Records from a collection
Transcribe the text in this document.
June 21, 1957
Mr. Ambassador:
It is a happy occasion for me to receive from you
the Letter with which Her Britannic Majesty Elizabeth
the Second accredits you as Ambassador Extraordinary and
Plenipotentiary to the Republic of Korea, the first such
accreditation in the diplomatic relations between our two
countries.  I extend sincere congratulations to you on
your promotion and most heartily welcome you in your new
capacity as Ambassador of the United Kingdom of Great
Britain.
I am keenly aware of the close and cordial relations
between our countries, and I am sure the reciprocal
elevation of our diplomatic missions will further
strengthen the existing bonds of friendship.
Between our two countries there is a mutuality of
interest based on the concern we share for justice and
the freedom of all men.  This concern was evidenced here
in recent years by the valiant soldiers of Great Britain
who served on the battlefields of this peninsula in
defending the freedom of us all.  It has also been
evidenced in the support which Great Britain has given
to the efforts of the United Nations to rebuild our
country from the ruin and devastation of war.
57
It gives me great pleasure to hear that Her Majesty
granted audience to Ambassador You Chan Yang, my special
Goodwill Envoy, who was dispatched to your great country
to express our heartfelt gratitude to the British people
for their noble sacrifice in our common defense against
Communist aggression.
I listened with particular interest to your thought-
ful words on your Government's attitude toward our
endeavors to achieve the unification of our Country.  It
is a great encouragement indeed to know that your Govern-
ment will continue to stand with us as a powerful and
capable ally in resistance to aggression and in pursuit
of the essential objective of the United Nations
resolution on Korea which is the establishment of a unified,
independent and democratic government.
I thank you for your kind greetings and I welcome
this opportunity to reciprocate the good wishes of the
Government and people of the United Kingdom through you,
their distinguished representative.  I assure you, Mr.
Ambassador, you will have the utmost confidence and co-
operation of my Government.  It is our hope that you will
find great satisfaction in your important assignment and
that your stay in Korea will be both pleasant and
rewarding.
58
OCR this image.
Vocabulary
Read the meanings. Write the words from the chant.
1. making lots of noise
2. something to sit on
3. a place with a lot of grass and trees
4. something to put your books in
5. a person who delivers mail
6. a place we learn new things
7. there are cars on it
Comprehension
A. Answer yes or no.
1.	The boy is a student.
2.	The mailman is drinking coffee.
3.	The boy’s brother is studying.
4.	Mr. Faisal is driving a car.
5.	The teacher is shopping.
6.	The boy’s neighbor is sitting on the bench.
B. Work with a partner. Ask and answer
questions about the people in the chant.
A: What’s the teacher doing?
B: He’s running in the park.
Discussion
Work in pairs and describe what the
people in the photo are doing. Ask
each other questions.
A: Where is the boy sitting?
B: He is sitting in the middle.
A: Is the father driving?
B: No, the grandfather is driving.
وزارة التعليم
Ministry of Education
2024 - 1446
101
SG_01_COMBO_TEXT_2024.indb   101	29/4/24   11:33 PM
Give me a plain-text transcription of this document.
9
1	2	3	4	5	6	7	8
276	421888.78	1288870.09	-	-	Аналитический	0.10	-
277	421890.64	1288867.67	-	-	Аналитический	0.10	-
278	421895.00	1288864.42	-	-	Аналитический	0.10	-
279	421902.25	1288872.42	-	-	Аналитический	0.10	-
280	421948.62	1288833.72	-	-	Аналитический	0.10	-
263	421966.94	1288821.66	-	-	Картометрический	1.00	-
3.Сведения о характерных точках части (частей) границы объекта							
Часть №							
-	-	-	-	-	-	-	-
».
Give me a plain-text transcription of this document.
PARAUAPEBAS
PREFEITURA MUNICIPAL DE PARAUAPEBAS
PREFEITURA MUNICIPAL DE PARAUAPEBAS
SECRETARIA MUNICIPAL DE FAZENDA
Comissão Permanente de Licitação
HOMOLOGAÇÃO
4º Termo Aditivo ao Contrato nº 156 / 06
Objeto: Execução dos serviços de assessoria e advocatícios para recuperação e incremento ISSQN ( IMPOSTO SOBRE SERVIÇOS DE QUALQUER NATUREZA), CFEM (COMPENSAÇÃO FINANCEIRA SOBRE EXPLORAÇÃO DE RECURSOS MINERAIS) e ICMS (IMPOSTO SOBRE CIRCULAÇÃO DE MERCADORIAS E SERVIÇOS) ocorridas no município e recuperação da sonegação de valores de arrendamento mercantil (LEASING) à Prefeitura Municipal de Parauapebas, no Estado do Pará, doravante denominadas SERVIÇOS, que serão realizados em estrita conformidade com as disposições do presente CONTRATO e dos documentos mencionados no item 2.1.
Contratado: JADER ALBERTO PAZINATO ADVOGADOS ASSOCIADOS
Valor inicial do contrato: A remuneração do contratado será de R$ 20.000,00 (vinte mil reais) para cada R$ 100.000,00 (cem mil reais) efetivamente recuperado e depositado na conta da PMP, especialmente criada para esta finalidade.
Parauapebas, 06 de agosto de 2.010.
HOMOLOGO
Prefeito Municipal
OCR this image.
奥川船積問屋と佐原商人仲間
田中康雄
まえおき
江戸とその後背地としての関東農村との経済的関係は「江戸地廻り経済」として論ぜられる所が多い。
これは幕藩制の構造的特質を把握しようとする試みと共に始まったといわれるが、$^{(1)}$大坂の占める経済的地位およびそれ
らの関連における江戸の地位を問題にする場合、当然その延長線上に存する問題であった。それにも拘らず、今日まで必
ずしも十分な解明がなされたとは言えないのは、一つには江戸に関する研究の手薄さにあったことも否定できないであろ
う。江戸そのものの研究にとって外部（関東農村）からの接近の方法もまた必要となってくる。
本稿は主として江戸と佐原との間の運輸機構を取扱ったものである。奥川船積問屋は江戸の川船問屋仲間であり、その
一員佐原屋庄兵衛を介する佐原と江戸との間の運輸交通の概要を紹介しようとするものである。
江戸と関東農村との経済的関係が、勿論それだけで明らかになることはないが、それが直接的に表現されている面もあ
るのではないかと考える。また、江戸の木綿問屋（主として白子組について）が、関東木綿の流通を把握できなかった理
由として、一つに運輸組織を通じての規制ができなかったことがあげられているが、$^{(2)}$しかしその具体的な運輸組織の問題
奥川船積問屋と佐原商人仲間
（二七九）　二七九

▶ _WHAT IS BEING ASKED_
Quote the data in full, keeping each word unchanged.

▶ _EXERCISE OUTPUT_
Transcribe the text in this document.
June 21, 1957
Mr. Ambassador:
It is a happy occasion for me to receive from you
the Letter with which Her Britannic Majesty Elizabeth
the Second accredits you as Ambassador Extraordinary and
Plenipotentiary to the Republic of Korea, the first such
accreditation in the diplomatic relations between our two
countries.  I extend sincere congratulations to you on
your promotion and most heartily welcome you in your new
capacity as Ambassador of the United Kingdom of Great
Britain.
I am keenly aware of the close and cordial relations
between our countries, and I am sure the reciprocal
elevation of our diplomatic missions will further
strengthen the existing bonds of friendship.
Between our two countries there is a mutuality of
interest based on the concern we share for justice and
the freedom of all men.  This concern was evidenced here
in recent years by the valiant soldiers of Great Britain
who served on the battlefields of this peninsula in
defending the freedom of us all.  It has also been
evidenced in the support which Great Britain has given
to the efforts of the United Nations to rebuild our
country from the ruin and devastation of war.
57
It gives me great pleasure to hear that Her Majesty
granted audience to Ambassador You Chan Yang, my special
Goodwill Envoy, who was dispatched to your great country
to express our heartfelt gratitude to the British people
for their noble sacrifice in our common defense against
Communist aggression.
I listened with particular interest to your thought-
ful words on your Government's attitude toward our
endeavors to achieve the unification of our Country.  It
is a great encouragement indeed to know that your Govern-
ment will continue to stand with us as a powerful and
capable ally in resistance to aggression and in pursuit
of the essential objective of the United Nations
resolution on Korea which is the establishment of a unified,
independent and democratic government.
I thank you for your kind greetings and I welcome
this opportunity to reciprocate the good wishes of the
Government and people of the United Kingdom through you,
their distinguished representative.  I assure you, Mr.
Ambassador, you will have the utmost confidence and co-
operation of my Government.  It is our hope that you will
find great satisfaction in your important assignment and
that your stay in Korea will be both pleasant and
rewarding.
58
OCR this image.
Vocabulary
Read the meanings. Write the words from the chant.
1. making lots of noise
2. something to sit on
3. a place with a lot of grass and trees
4. something to put your books in
5. a person who delivers mail
6. a place we learn new things
7. there are cars on it
Comprehension
A. Answer yes or no.
1.	The boy is a student.
2.	The mailman is drinking coffee.
3.	The boy’s brother is studying.
4.	Mr. Faisal is driving a car.
5.	The teacher is shopping.
6.	The boy’s neighbor is sitting on the bench.
B. Work with a partner. Ask and answer
questions about the people in the chant.
A: What’s the teacher doing?
B: He’s running in the park.
Discussion
Work in pairs and describe what the
people in the photo are doing. Ask
each other questions.
A: Where is the boy sitting?
B: He is sitting in the middle.
A: Is the father driving?
B: No, the grandfather is driving.
وزارة التعليم
Ministry of Education
2024 - 1446
101
SG_01_COMBO_TEXT_2024.indb   101	29/4/24   11:33 PM
Give me a plain-text transcription of this document.
9
1	2	3	4	5	6	7	8
276	421888.78	1288870.09	-	-	Аналитический	0.10	-
277	421890.64	1288867.67	-	-	Аналитический	0.10	-
278	421895.00	1288864.42	-	-	Аналитический	0.10	-
279	421902.25	1288872.42	-	-	Аналитический	0.10	-
280	421948.62	1288833.72	-	-	Аналитический	0.10	-
263	421966.94	1288821.66	-	-	Картометрический	1.00	-
3.Сведения о характерных точках части (частей) границы объекта							
Часть №							
-	-	-	-	-	-	-	-
».
Give me a plain-text transcription of this document.
PARAUAPEBAS
PREFEITURA MUNICIPAL DE PARAUAPEBAS
PREFEITURA MUNICIPAL DE PARAUAPEBAS
SECRETARIA MUNICIPAL DE FAZENDA
Comissão Permanente de Licitação
HOMOLOGAÇÃO
4º Termo Aditivo ao Contrato nº 156 / 06
Objeto: Execução dos serviços de assessoria e advocatícios para recuperação e incremento ISSQN ( IMPOSTO SOBRE SERVIÇOS DE QUALQUER NATUREZA), CFEM (COMPENSAÇÃO FINANCEIRA SOBRE EXPLORAÇÃO DE RECURSOS MINERAIS) e ICMS (IMPOSTO SOBRE CIRCULAÇÃO DE MERCADORIAS E SERVIÇOS) ocorridas no município e recuperação da sonegação de valores de arrendamento mercantil (LEASING) à Prefeitura Municipal de Parauapebas, no Estado do Pará, doravante denominadas SERVIÇOS, que serão realizados em estrita conformidade com as disposições do presente CONTRATO e dos documentos mencionados no item 2.1.
Contratado: JADER ALBERTO PAZINATO ADVOGADOS ASSOCIADOS
Valor inicial do contrato: A remuneração do contratado será de R$ 20.000,00 (vinte mil reais) para cada R$ 100.000,00 (cem mil reais) efetivamente recuperado e depositado na conta da PMP, especialmente criada para esta finalidade.
Parauapebas, 06 de agosto de 2.010.
HOMOLOGO
Prefeito Municipal
OCR this image.
奥川船積問屋と佐原商人仲間
田中康雄
まえおき
江戸とその後背地としての関東農村との経済的関係は「江戸地廻り経済」として論ぜられる所が多い。
これは幕藩制の構造的特質を把握しようとする試みと共に始まったといわれるが、$^{(1)}$大坂の占める経済的地位およびそれ
らの関連における江戸の地位を問題にする場合、当然その延長線上に存する問題であった。それにも拘らず、今日まで必
ずしも十分な解明がなされたとは言えないのは、一つには江戸に関する研究の手薄さにあったことも否定できないであろ
う。江戸そのものの研究にとって外部（関東農村）からの接近の方法もまた必要となってくる。
本稿は主として江戸と佐原との間の運輸機構を取扱ったものである。奥川船積問屋は江戸の川船問屋仲間であり、その
一員佐原屋庄兵衛を介する佐原と江戸との間の運輸交通の概要を紹介しようとするものである。
江戸と関東農村との経済的関係が、勿論それだけで明らかになることはないが、それが直接的に表現されている面もあ
るのではないかと考える。また、江戸の木綿問屋（主として白子組について）が、関東木綿の流通を把握できなかった理
由として、一つに運輸組織を通じての規制ができなかったことがあげられているが、$^{(2)}$しかしその具体的な運輸組織の問題
奥川船積問屋と佐原商人仲間
（二七九）　二七九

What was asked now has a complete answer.